**Material to process:**
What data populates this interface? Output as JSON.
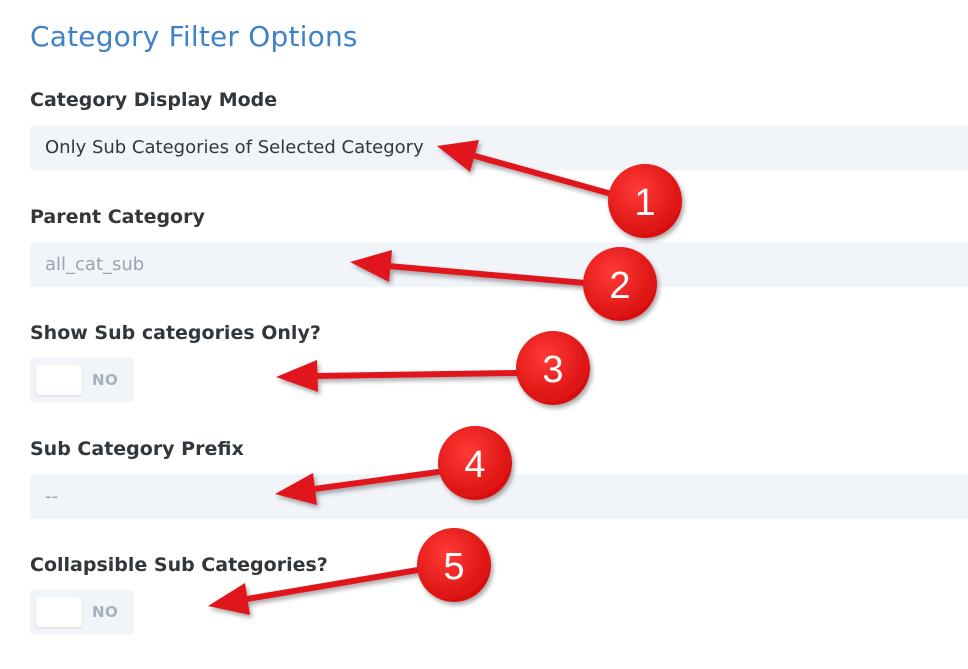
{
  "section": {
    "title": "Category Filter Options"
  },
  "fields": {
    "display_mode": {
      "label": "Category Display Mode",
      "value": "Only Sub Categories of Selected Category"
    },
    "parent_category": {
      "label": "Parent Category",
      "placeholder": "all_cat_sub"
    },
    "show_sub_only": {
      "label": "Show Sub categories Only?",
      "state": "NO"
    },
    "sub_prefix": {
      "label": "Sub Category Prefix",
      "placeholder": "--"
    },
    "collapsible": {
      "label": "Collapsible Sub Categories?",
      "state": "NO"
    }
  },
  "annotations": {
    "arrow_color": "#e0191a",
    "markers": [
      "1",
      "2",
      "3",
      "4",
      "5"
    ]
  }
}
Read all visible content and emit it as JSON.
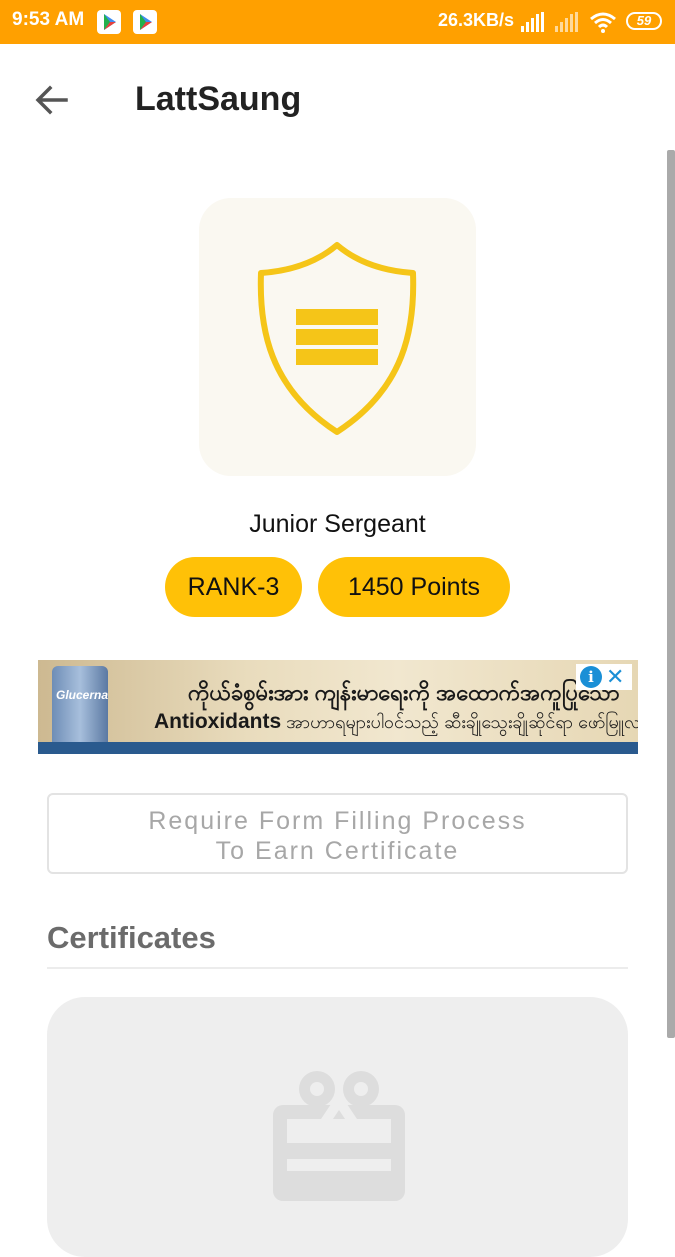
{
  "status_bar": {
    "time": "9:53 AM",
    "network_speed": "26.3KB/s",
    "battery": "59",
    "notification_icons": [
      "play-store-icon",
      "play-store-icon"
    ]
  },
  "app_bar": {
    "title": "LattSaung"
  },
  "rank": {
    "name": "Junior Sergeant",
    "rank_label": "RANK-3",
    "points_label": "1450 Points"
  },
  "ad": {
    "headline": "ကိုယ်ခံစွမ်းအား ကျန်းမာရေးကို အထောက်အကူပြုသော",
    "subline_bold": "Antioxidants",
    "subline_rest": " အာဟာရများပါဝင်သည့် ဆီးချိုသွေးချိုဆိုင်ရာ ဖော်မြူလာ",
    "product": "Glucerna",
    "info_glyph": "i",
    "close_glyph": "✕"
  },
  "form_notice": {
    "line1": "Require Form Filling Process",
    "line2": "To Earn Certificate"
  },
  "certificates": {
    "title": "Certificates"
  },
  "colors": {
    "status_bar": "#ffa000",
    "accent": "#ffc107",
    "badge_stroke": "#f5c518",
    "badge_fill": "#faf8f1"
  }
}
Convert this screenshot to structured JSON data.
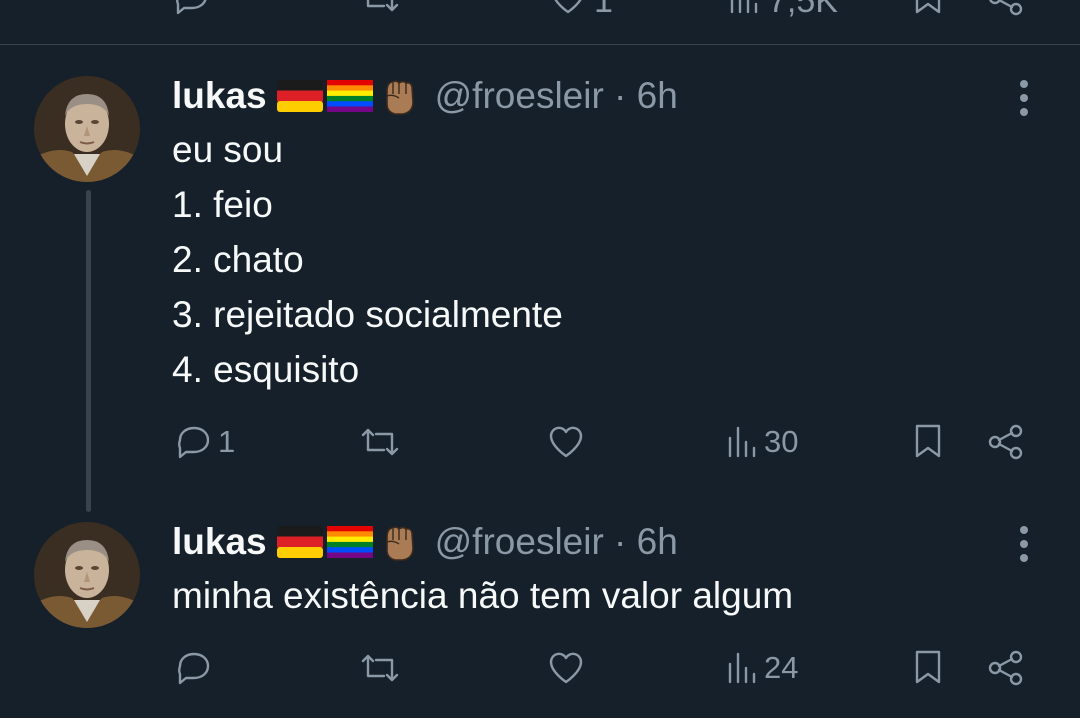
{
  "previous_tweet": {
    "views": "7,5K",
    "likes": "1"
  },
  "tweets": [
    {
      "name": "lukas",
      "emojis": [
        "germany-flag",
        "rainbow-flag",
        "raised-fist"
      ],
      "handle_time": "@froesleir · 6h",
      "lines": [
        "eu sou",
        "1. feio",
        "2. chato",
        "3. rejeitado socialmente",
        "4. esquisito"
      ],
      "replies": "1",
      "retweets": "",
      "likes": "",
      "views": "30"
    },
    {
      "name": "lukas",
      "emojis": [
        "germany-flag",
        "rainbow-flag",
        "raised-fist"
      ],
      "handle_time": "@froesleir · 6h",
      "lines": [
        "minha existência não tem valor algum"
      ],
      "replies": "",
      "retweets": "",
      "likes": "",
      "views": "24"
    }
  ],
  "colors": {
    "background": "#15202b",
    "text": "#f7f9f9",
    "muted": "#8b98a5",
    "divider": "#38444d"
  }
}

**The request:** Make an exact copy of the data above, pictures excluded.

**Solved exercise:**
What data populates this interface? Output as JSON.
{
  "section": {
    "title": "Category Filter Options"
  },
  "fields": {
    "display_mode": {
      "label": "Category Display Mode",
      "value": "Only Sub Categories of Selected Category"
    },
    "parent_category": {
      "label": "Parent Category",
      "placeholder": "all_cat_sub"
    },
    "show_sub_only": {
      "label": "Show Sub categories Only?",
      "state": "NO"
    },
    "sub_prefix": {
      "label": "Sub Category Prefix",
      "placeholder": "--"
    },
    "collapsible": {
      "label": "Collapsible Sub Categories?",
      "state": "NO"
    }
  },
  "annotations": {
    "arrow_color": "#e0191a",
    "markers": [
      "1",
      "2",
      "3",
      "4",
      "5"
    ]
  }
}
Read all visible content and emit it as JSON.
{
  "status_bar": {
    "time": "9:53 AM",
    "network_speed": "26.3KB/s",
    "battery": "59",
    "notification_icons": [
      "play-store-icon",
      "play-store-icon"
    ]
  },
  "app_bar": {
    "title": "LattSaung"
  },
  "rank": {
    "name": "Junior Sergeant",
    "rank_label": "RANK-3",
    "points_label": "1450 Points"
  },
  "ad": {
    "headline": "ကိုယ်ခံစွမ်းအား ကျန်းမာရေးကို အထောက်အကူပြုသော",
    "subline_bold": "Antioxidants",
    "subline_rest": " အာဟာရများပါဝင်သည့် ဆီးချိုသွေးချိုဆိုင်ရာ ဖော်မြူလာ",
    "product": "Glucerna",
    "info_glyph": "i",
    "close_glyph": "✕"
  },
  "form_notice": {
    "line1": "Require Form Filling Process",
    "line2": "To Earn Certificate"
  },
  "certificates": {
    "title": "Certificates"
  },
  "colors": {
    "status_bar": "#ffa000",
    "accent": "#ffc107",
    "badge_stroke": "#f5c518",
    "badge_fill": "#faf8f1"
  }
}
Convert this screenshot to structured JSON data.
{
  "previous_tweet": {
    "views": "7,5K",
    "likes": "1"
  },
  "tweets": [
    {
      "name": "lukas",
      "emojis": [
        "germany-flag",
        "rainbow-flag",
        "raised-fist"
      ],
      "handle_time": "@froesleir · 6h",
      "lines": [
        "eu sou",
        "1. feio",
        "2. chato",
        "3. rejeitado socialmente",
        "4. esquisito"
      ],
      "replies": "1",
      "retweets": "",
      "likes": "",
      "views": "30"
    },
    {
      "name": "lukas",
      "emojis": [
        "germany-flag",
        "rainbow-flag",
        "raised-fist"
      ],
      "handle_time": "@froesleir · 6h",
      "lines": [
        "minha existência não tem valor algum"
      ],
      "replies": "",
      "retweets": "",
      "likes": "",
      "views": "24"
    }
  ],
  "colors": {
    "background": "#15202b",
    "text": "#f7f9f9",
    "muted": "#8b98a5",
    "divider": "#38444d"
  }
}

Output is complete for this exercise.